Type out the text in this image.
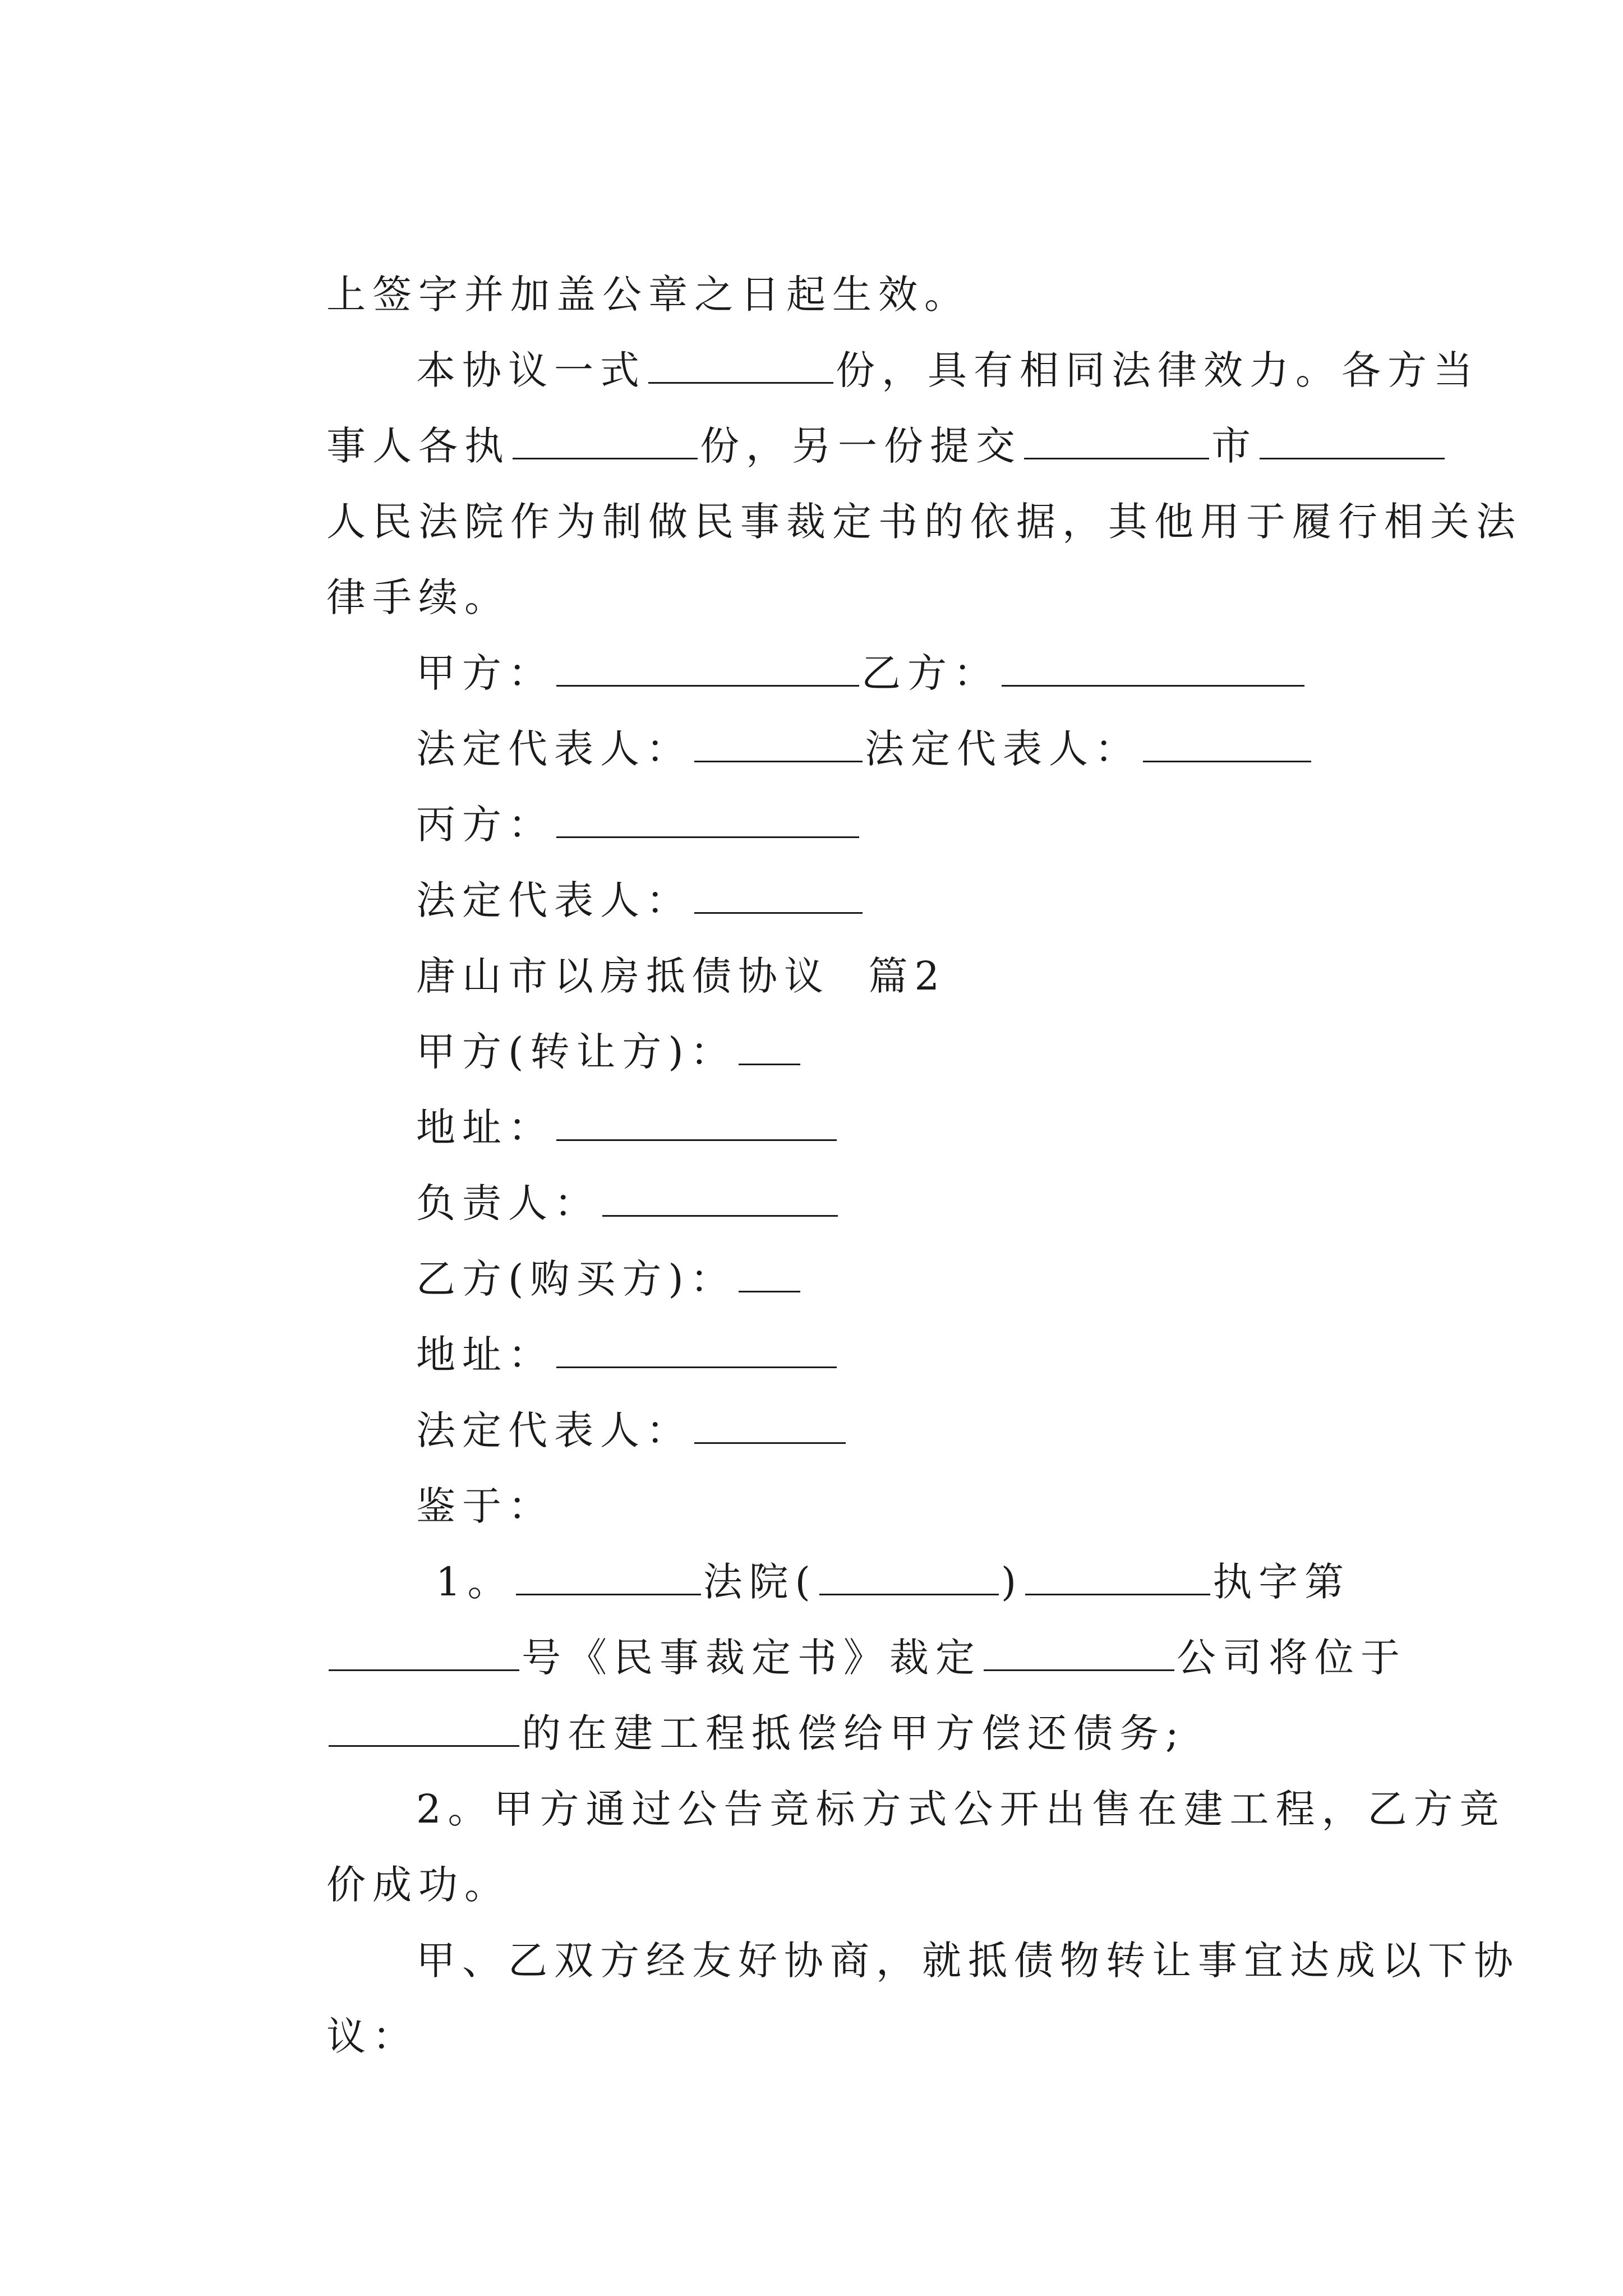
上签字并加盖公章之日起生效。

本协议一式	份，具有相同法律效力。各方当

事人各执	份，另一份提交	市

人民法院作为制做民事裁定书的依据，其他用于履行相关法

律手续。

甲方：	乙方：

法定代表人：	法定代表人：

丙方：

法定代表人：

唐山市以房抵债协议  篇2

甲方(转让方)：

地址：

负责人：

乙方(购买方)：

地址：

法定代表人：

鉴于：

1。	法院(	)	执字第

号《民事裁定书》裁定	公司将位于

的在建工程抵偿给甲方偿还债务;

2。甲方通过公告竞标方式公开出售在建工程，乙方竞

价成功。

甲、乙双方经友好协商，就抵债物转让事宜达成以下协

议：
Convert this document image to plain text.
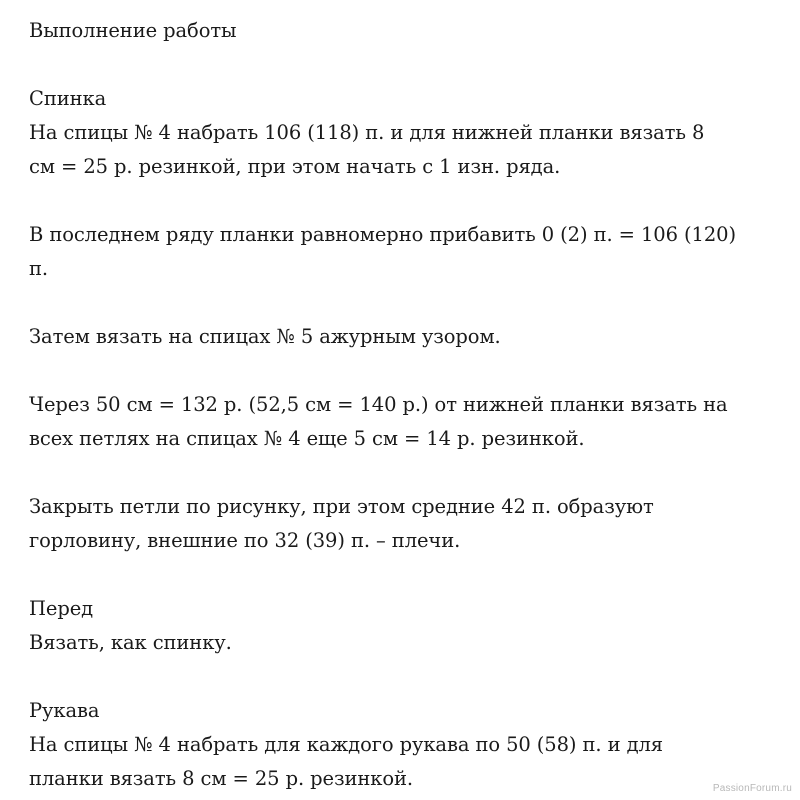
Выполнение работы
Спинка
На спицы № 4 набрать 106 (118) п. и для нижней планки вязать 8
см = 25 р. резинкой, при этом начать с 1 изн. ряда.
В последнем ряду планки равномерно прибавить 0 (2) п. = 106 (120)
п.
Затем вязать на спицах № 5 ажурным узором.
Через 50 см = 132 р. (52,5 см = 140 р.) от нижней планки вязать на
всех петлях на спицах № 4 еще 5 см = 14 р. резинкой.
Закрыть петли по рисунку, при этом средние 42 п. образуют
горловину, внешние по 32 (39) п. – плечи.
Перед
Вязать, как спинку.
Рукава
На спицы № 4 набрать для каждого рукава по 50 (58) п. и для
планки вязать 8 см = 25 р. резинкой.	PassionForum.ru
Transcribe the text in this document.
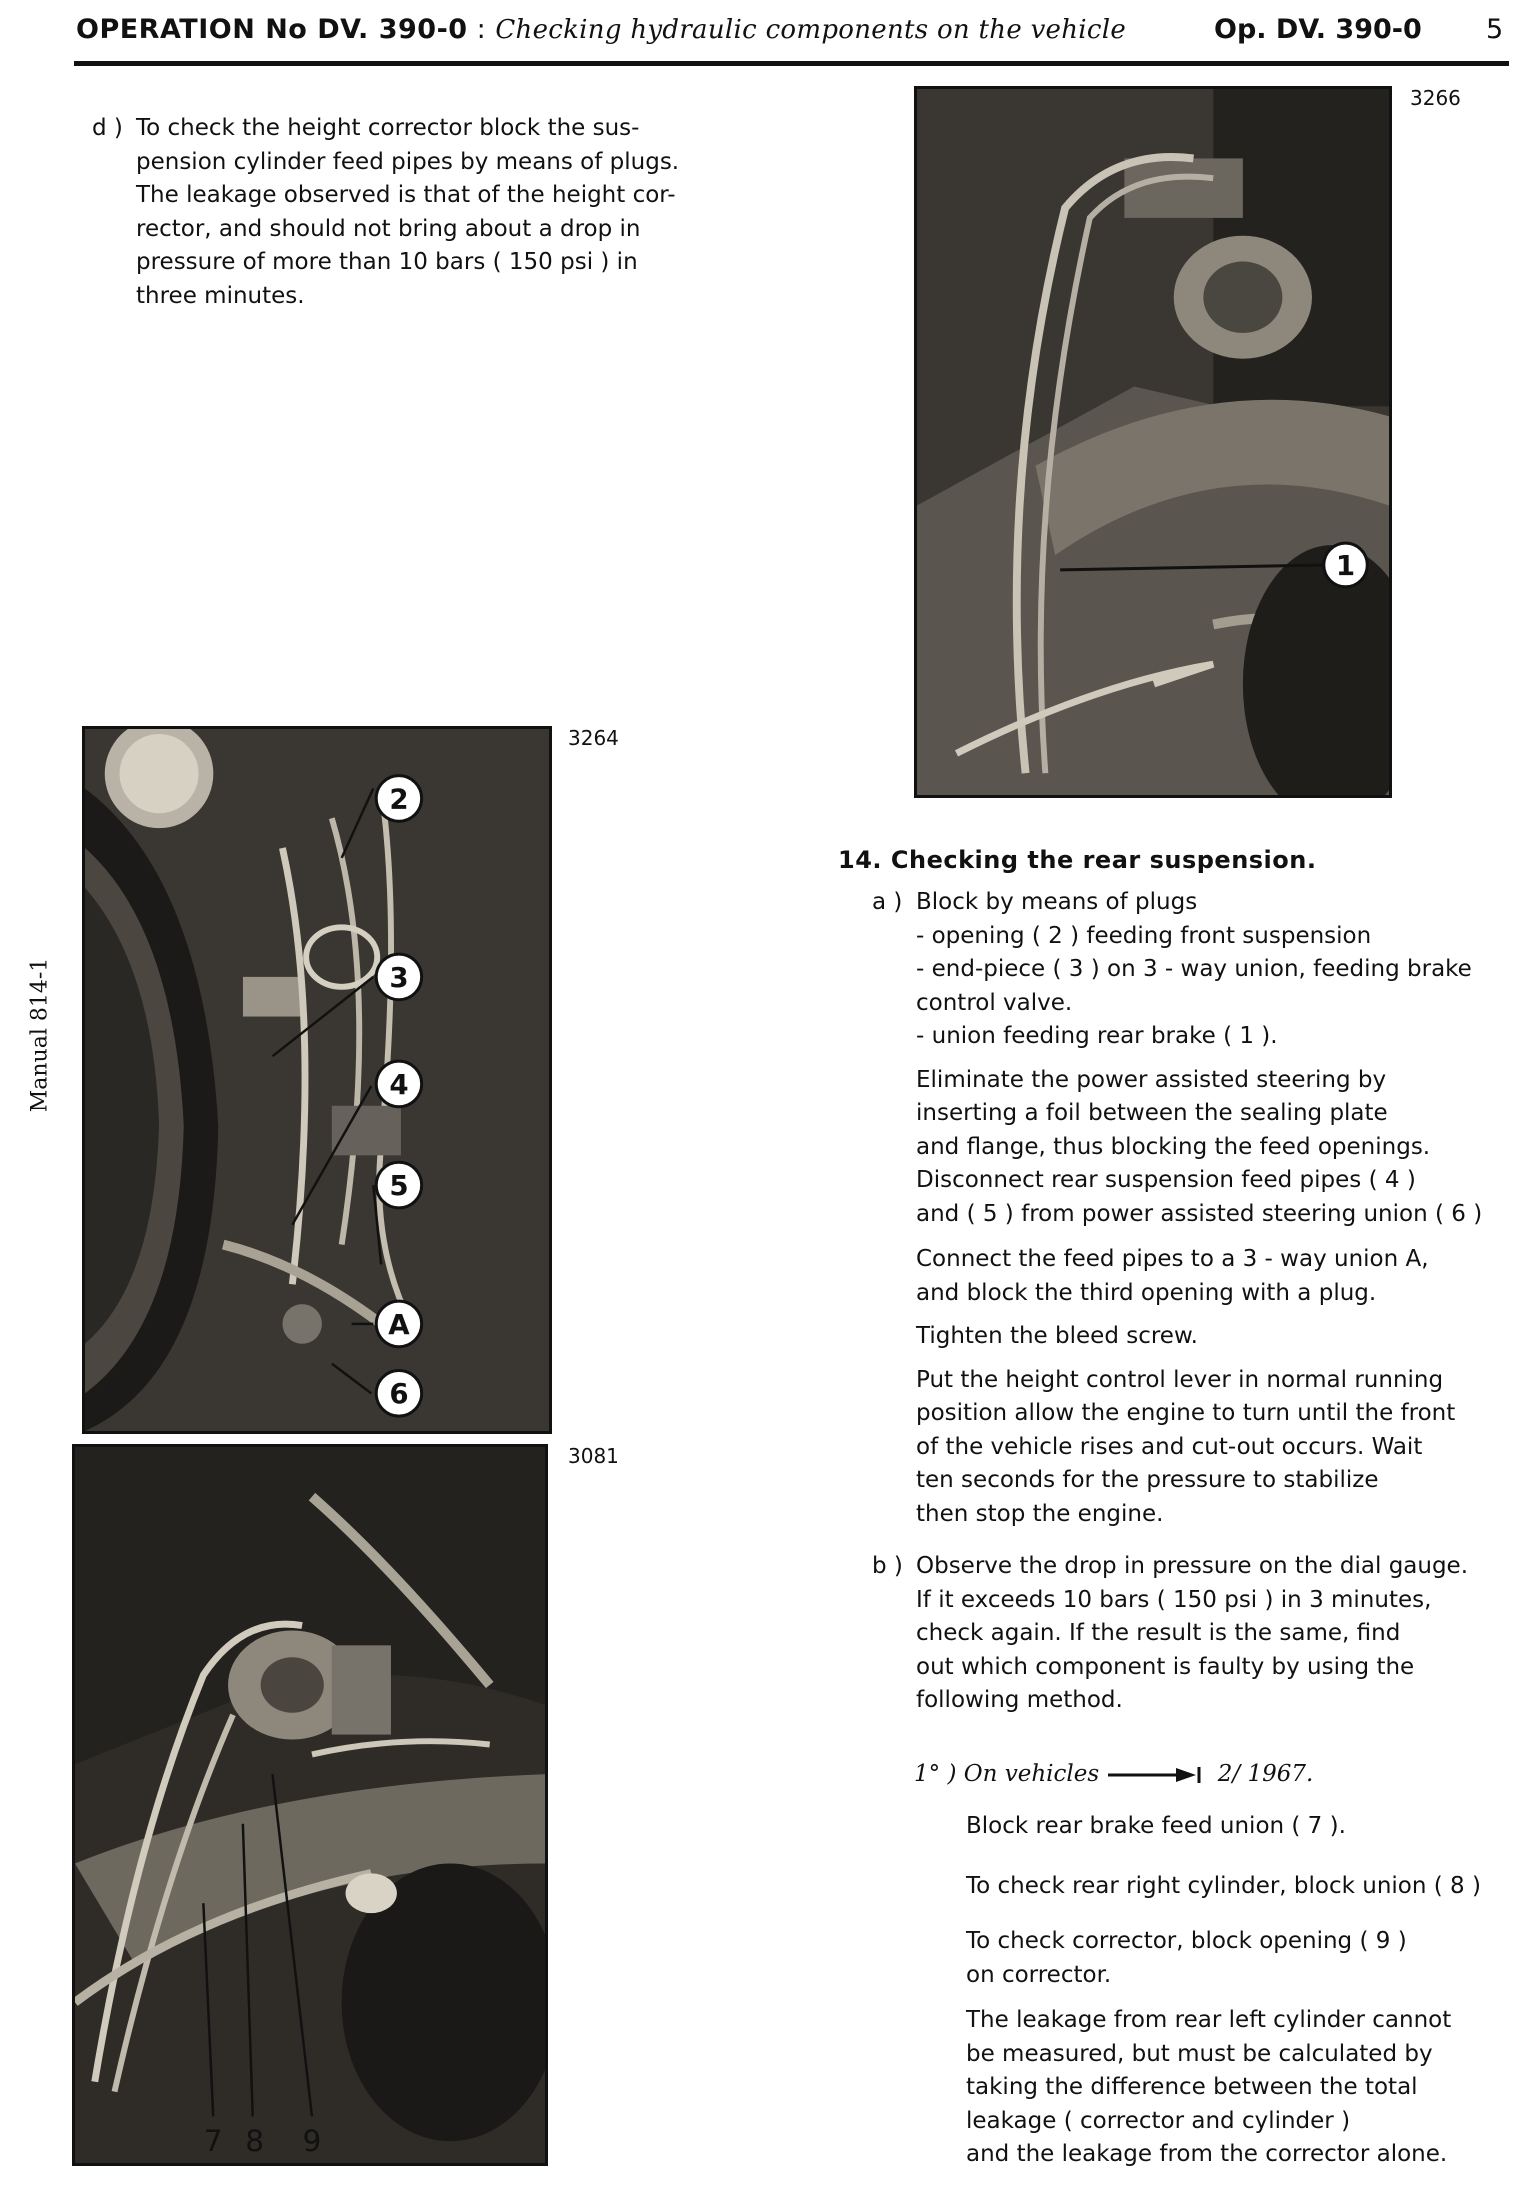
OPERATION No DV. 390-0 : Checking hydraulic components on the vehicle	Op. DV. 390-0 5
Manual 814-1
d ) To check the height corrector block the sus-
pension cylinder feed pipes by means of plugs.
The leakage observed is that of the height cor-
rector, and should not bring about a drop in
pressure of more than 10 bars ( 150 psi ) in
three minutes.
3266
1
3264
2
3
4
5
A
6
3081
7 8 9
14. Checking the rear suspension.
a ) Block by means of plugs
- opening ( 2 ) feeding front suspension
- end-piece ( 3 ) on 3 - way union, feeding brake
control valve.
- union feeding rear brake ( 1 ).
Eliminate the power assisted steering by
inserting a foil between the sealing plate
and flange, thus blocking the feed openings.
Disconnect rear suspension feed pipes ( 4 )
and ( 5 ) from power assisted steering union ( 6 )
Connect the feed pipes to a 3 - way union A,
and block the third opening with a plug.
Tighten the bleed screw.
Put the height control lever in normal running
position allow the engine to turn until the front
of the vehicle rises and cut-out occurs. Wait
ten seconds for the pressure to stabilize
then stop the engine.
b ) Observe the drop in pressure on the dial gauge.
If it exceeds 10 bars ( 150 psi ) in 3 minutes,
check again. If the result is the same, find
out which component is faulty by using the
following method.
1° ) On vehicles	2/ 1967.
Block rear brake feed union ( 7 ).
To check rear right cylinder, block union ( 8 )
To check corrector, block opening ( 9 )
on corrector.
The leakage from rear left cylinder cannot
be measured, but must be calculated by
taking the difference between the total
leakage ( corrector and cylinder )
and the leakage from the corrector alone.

→ Task statement
Determine the number of lines in these entries that contain the word "спицы", and write only that number.

→ Output
2